* _Excerto da fonte_
○ ○ ○
Trump tinha sugerido que usaria tarifas para lidar com países que se opusessem ao controlo dos EUA sobre a Gronelândia.
Foto: Shawn Thew/EPA
O presidente norte-americano, Donald Trump, anunciou neste sábado taxas alfandegárias contra diversos países europeus que estão a participar nos exercícios conjuntos da NATO na Gronelândia, convocados por Copenhaga. Até agora uma ameaça retórica, a ideia de adquirir ou tomar o território autonómo da Dinamarca ganhou um novo capítulo com esta forma de pressão por parte dos Estados Unidos.
Segundo Trump, em publicação na rede Truth Social, os produtos de Dinamarca, Noruega, Suécia, França, Alemanha, Reino Unido, Países Baixos e Finlândia, países que estão a participar nas manobras militares no Ártico, "estarão sujeitos a uma tarifa de 10%" a partir do dia 1 de fevereiro. E, "a 1 de junho de 2026, a tarifa será aumentada para 25%".
"Esta tarifa será devida e pagável até que seja estabelecido um acordo para a compra completa e total da Gronelândia", acrescentou, um dia depois de ter sugerido que usaria essa ferramenta económica. A medida anunciada pelo presidente dos EUA visa encarecer para os consumidores norte-americanos os bens produzidos nestas nações, que são quem paga a taxa aduaneira.
○ ○ ○
* _Dados apresentados_
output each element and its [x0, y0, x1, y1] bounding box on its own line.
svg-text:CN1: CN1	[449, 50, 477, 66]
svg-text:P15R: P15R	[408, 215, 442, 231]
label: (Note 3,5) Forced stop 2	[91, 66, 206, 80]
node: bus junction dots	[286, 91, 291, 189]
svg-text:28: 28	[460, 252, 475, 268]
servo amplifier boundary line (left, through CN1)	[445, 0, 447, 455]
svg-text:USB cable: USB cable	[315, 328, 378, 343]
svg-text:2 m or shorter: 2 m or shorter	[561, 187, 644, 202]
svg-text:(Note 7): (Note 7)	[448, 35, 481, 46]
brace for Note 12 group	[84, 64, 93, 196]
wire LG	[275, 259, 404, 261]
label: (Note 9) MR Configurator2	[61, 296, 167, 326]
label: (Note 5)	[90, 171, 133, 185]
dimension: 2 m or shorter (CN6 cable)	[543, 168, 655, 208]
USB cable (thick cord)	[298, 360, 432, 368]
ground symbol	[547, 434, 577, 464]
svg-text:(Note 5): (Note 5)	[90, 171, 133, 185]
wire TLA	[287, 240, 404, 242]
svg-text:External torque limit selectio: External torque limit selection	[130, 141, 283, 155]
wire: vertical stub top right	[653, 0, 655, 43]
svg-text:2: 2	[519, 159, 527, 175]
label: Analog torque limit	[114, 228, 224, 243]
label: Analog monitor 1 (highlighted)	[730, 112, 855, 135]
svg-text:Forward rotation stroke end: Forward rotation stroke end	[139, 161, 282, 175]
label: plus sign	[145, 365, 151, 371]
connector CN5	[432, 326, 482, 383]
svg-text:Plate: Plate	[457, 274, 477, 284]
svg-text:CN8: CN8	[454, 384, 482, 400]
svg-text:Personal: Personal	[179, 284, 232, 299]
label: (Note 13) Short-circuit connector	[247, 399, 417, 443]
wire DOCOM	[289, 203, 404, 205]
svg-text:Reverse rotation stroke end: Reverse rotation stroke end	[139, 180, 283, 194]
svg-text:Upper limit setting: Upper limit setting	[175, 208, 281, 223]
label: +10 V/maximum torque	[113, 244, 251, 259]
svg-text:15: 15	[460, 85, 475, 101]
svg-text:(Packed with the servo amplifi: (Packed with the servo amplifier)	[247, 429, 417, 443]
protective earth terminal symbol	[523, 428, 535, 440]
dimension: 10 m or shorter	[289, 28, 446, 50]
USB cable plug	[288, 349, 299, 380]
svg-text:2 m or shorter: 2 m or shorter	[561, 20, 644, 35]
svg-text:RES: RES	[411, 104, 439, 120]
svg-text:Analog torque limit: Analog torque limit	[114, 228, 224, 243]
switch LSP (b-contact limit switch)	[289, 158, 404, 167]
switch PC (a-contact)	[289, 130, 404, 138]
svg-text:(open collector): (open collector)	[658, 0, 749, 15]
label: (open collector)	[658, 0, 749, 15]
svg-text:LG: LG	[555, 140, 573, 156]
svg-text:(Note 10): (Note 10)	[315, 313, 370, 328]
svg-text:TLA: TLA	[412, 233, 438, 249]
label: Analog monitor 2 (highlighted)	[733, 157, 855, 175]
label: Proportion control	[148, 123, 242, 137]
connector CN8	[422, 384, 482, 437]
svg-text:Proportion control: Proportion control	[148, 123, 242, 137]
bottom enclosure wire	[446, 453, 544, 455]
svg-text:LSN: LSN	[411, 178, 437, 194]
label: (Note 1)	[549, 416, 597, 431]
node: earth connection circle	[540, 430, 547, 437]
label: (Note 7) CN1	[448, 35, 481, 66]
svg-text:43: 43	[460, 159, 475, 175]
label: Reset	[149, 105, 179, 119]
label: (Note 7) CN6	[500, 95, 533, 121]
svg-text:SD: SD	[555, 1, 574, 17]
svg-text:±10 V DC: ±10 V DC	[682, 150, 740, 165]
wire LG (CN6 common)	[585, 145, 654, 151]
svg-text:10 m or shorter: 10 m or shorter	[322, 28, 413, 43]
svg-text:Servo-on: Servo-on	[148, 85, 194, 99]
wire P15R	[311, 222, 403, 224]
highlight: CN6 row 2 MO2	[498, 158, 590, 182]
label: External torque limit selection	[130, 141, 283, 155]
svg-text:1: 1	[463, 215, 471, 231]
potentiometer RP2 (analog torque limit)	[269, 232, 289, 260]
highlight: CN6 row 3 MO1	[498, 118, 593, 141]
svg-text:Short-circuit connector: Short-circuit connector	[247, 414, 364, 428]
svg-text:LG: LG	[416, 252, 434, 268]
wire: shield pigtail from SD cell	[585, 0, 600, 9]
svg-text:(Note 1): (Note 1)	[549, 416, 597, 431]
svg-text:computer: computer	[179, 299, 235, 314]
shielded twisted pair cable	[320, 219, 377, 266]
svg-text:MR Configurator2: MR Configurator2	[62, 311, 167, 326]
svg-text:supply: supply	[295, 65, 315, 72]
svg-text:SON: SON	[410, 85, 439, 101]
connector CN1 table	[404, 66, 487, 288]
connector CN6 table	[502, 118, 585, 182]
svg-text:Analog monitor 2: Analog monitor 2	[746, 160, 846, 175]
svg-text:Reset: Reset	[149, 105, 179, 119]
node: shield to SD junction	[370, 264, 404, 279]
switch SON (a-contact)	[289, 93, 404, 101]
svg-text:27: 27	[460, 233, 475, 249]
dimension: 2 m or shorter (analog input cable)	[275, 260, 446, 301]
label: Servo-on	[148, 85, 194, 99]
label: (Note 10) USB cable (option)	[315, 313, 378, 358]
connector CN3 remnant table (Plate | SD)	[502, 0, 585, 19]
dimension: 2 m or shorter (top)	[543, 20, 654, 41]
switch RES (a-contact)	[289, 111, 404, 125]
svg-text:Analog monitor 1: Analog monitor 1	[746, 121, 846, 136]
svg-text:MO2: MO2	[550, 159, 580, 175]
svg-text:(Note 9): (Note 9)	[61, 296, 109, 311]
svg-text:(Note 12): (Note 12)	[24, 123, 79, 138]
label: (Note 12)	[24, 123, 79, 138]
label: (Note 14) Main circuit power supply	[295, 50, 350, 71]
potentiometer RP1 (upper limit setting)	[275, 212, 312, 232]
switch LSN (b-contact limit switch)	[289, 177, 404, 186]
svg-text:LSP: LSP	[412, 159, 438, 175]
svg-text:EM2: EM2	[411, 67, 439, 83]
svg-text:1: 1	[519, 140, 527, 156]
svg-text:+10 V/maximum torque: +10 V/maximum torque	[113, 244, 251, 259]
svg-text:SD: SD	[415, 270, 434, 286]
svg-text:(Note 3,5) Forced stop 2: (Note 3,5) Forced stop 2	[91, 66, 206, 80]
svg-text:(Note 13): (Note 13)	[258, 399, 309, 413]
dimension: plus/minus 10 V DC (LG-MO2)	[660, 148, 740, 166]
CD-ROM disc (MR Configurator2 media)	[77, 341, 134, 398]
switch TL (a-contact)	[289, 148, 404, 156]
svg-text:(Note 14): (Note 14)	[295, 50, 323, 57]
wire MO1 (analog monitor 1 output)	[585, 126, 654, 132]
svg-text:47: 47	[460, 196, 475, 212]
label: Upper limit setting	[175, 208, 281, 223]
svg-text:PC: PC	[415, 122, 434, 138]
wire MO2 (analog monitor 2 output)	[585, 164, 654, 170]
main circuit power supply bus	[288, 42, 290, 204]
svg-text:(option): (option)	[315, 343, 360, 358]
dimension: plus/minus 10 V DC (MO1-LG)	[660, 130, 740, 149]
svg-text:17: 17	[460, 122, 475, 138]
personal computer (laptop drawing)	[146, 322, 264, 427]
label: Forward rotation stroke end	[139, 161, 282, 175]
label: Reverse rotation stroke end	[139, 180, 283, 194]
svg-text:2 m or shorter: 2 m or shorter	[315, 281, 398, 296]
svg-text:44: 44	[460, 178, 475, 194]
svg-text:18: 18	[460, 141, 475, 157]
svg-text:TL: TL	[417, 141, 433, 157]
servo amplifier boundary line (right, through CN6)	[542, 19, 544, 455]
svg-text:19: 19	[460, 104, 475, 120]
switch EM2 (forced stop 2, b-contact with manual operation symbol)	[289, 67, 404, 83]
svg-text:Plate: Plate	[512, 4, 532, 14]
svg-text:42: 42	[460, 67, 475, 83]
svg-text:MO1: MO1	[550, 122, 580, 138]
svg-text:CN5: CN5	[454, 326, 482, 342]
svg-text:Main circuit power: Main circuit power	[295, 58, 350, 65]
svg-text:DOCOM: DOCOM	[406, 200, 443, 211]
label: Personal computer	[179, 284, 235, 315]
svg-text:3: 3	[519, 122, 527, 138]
○ ○ ○
* _O seu objetivo_
Pode retranscrever, sem qualquer alteração, a parte do texto sobre as tarifas de Trump e a Gronelândia que vai de "Foto: Shawn Thew/EPA" a "dos Estados Unidos.", ambos incluídos? Não é preciso consultar os registos.

* _Resposta_
Foto: Shawn Thew/EPA
O presidente norte-americano, Donald Trump, anunciou neste sábado taxas alfandegárias contra diversos países europeus que estão a participar nos exercícios conjuntos da NATO na Gronelândia, convocados por Copenhaga. Até agora uma ameaça retórica, a ideia de adquirir ou tomar o território autonómo da Dinamarca ganhou um novo capítulo com esta forma de pressão por parte dos Estados Unidos.